Search the records for "Base" and copy each line that holds it.

--

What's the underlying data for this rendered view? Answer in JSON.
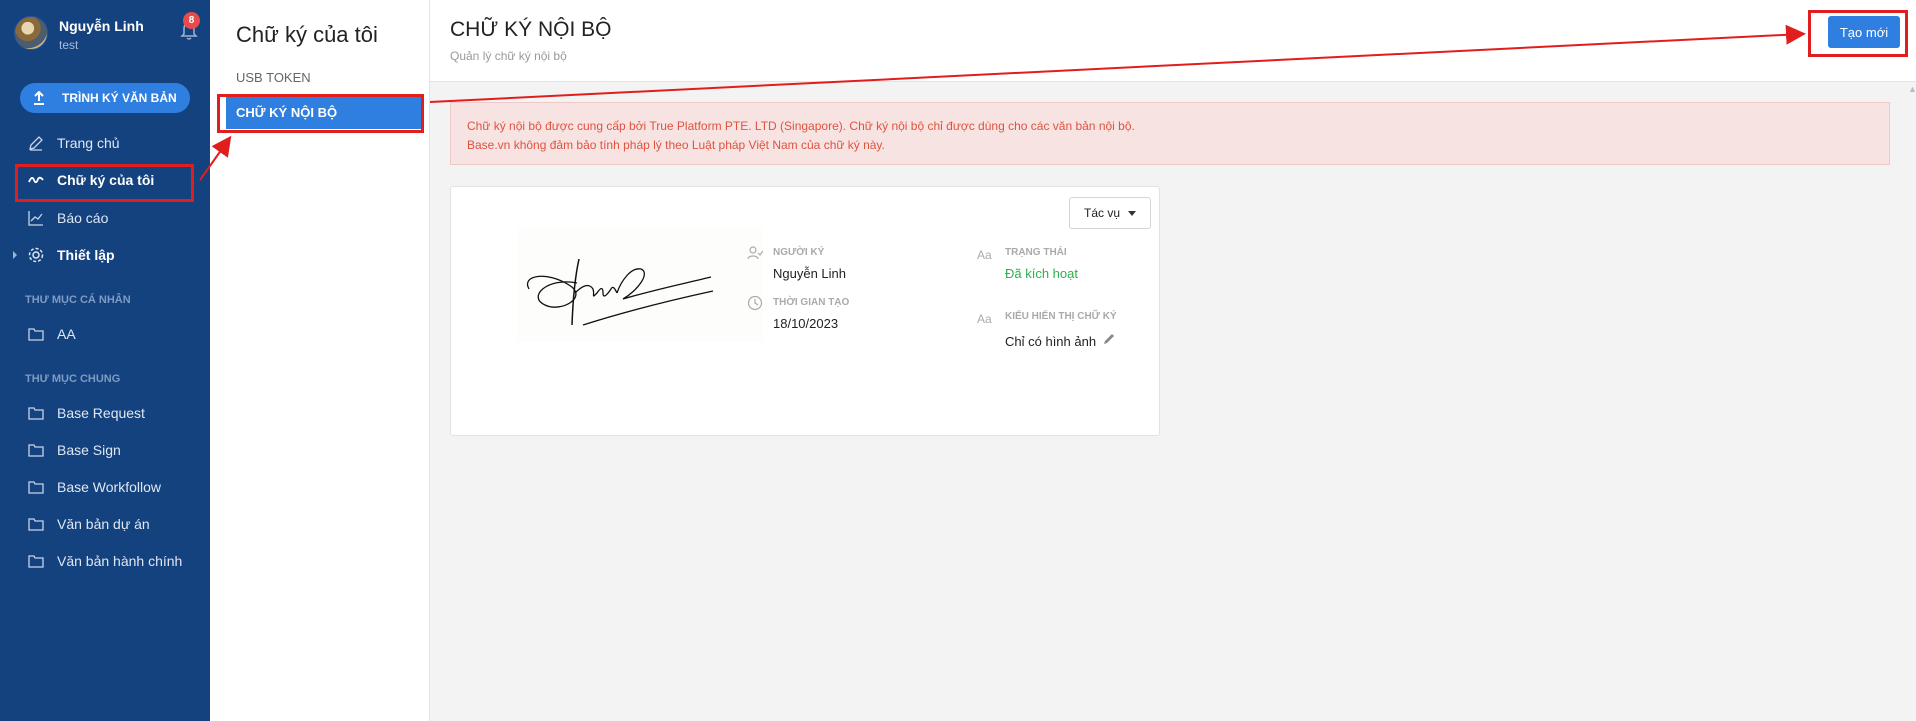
{
  "user": {
    "name": "Nguyễn Linh",
    "subtitle": "test",
    "notification_count": "8"
  },
  "sidebar": {
    "upload_label": "TRÌNH KÝ VĂN BẢN",
    "items": [
      {
        "label": "Trang chủ",
        "icon": "pen-icon"
      },
      {
        "label": "Chữ ký của tôi",
        "icon": "signature-icon"
      },
      {
        "label": "Báo cáo",
        "icon": "chart-icon"
      },
      {
        "label": "Thiết lập",
        "icon": "gear-icon"
      }
    ],
    "personal_section": "THƯ MỤC CÁ NHÂN",
    "personal_folders": [
      {
        "label": "AA",
        "icon": "folder-icon"
      }
    ],
    "shared_section": "THƯ MỤC CHUNG",
    "shared_folders": [
      {
        "label": "Base Request",
        "icon": "folder-icon"
      },
      {
        "label": "Base Sign",
        "icon": "folder-icon"
      },
      {
        "label": "Base Workfollow",
        "icon": "folder-icon"
      },
      {
        "label": "Văn bản dự án",
        "icon": "folder-icon"
      },
      {
        "label": "Văn bản hành chính",
        "icon": "folder-icon"
      }
    ]
  },
  "subnav": {
    "title": "Chữ ký của tôi",
    "items": [
      {
        "label": "USB TOKEN"
      },
      {
        "label": "CHỮ KÝ NỘI BỘ"
      }
    ]
  },
  "header": {
    "title": "CHỮ KÝ NỘI BỘ",
    "subtitle": "Quản lý chữ ký nội bộ",
    "new_button": "Tạo mới"
  },
  "notice": {
    "line1": "Chữ ký nội bộ được cung cấp bởi True Platform PTE. LTD (Singapore). Chữ ký nội bộ chỉ được dùng cho các văn bản nội bộ.",
    "line2": "Base.vn không đảm bảo tính pháp lý theo Luật pháp Việt Nam của chữ ký này."
  },
  "card": {
    "action_label": "Tác vụ",
    "signer_label": "NGƯỜI KÝ",
    "signer_value": "Nguyễn Linh",
    "status_label": "TRẠNG THÁI",
    "status_value": "Đã kích hoạt",
    "created_label": "THỜI GIAN TẠO",
    "created_value": "18/10/2023",
    "display_label": "KIỂU HIỂN THỊ CHỮ KÝ",
    "display_value": "Chỉ có hình ảnh",
    "aa_glyph": "Aa"
  },
  "colors": {
    "sidebar": "#14427f",
    "accent": "#2f7fe0",
    "success": "#2db04b",
    "warning_text": "#e0533f",
    "annotation": "#e01e1e"
  }
}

--

_Task solution_:
        "label": "Base Request",
        "label": "Base Sign",
        "label": "Base Workfollow",
    "line2": "Base.vn không đảm bảo tính pháp lý theo Luật pháp Việt Nam của chữ ký này."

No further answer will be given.